Problem statement | Set down the material once more, exactly as it appears.

Given entries |
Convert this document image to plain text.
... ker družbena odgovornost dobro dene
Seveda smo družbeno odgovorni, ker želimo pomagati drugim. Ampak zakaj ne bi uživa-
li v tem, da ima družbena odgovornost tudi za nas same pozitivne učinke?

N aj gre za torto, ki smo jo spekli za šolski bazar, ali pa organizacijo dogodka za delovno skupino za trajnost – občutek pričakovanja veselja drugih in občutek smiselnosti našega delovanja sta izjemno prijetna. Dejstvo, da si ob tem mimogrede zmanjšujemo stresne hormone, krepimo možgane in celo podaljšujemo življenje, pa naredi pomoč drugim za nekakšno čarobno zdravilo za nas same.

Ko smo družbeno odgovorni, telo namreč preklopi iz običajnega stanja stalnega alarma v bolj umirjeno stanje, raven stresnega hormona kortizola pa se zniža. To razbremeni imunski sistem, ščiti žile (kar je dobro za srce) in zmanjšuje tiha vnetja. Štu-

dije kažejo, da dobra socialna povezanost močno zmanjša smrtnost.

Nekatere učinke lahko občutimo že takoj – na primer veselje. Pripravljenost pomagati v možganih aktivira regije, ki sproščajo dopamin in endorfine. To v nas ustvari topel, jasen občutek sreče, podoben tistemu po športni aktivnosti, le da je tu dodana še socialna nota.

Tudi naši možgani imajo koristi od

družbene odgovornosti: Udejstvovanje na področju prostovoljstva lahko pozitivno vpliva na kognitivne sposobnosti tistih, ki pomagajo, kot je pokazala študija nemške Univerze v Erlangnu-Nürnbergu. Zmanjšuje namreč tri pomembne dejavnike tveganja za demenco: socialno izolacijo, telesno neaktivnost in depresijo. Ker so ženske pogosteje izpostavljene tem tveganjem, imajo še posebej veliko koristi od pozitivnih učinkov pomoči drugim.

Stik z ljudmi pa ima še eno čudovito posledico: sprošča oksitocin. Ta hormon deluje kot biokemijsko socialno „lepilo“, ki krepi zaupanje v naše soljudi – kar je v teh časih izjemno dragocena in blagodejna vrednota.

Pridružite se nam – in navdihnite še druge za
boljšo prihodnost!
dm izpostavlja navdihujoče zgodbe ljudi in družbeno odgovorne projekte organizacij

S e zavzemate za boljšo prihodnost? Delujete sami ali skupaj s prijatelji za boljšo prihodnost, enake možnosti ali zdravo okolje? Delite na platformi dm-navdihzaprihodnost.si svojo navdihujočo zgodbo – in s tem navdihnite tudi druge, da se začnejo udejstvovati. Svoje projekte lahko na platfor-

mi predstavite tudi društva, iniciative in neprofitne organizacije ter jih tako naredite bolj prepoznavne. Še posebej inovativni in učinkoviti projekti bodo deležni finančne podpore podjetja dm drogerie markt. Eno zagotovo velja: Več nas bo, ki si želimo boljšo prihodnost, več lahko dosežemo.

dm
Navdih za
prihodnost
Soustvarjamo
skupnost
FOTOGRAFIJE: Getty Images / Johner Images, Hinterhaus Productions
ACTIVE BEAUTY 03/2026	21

Solution to this task |
Convert this document image to plain text.
... ker družbena odgovornost dobro dene
Seveda smo družbeno odgovorni, ker želimo pomagati drugim. Ampak zakaj ne bi uživa-
li v tem, da ima družbena odgovornost tudi za nas same pozitivne učinke?

N aj gre za torto, ki smo jo spekli za šolski bazar, ali pa organizacijo dogodka za delovno skupino za trajnost – občutek pričakovanja veselja drugih in občutek smiselnosti našega delovanja sta izjemno prijetna. Dejstvo, da si ob tem mimogrede zmanjšujemo stresne hormone, krepimo možgane in celo podaljšujemo življenje, pa naredi pomoč drugim za nekakšno čarobno zdravilo za nas same.

Ko smo družbeno odgovorni, telo namreč preklopi iz običajnega stanja stalnega alarma v bolj umirjeno stanje, raven stresnega hormona kortizola pa se zniža. To razbremeni imunski sistem, ščiti žile (kar je dobro za srce) in zmanjšuje tiha vnetja. Štu-

dije kažejo, da dobra socialna povezanost močno zmanjša smrtnost.

Nekatere učinke lahko občutimo že takoj – na primer veselje. Pripravljenost pomagati v možganih aktivira regije, ki sproščajo dopamin in endorfine. To v nas ustvari topel, jasen občutek sreče, podoben tistemu po športni aktivnosti, le da je tu dodana še socialna nota.

Tudi naši možgani imajo koristi od

družbene odgovornosti: Udejstvovanje na področju prostovoljstva lahko pozitivno vpliva na kognitivne sposobnosti tistih, ki pomagajo, kot je pokazala študija nemške Univerze v Erlangnu-Nürnbergu. Zmanjšuje namreč tri pomembne dejavnike tveganja za demenco: socialno izolacijo, telesno neaktivnost in depresijo. Ker so ženske pogosteje izpostavljene tem tveganjem, imajo še posebej veliko koristi od pozitivnih učinkov pomoči drugim.

Stik z ljudmi pa ima še eno čudovito posledico: sprošča oksitocin. Ta hormon deluje kot biokemijsko socialno „lepilo“, ki krepi zaupanje v naše soljudi – kar je v teh časih izjemno dragocena in blagodejna vrednota.

Pridružite se nam – in navdihnite še druge za
boljšo prihodnost!
dm izpostavlja navdihujoče zgodbe ljudi in družbeno odgovorne projekte organizacij

S e zavzemate za boljšo prihodnost? Delujete sami ali skupaj s prijatelji za boljšo prihodnost, enake možnosti ali zdravo okolje? Delite na platformi dm-navdihzaprihodnost.si svojo navdihujočo zgodbo – in s tem navdihnite tudi druge, da se začnejo udejstvovati. Svoje projekte lahko na platfor-

mi predstavite tudi društva, iniciative in neprofitne organizacije ter jih tako naredite bolj prepoznavne. Še posebej inovativni in učinkoviti projekti bodo deležni finančne podpore podjetja dm drogerie markt. Eno zagotovo velja: Več nas bo, ki si želimo boljšo prihodnost, več lahko dosežemo.

dm
Navdih za
prihodnost
Soustvarjamo
skupnost
FOTOGRAFIJE: Getty Images / Johner Images, Hinterhaus Productions
ACTIVE BEAUTY 03/2026	21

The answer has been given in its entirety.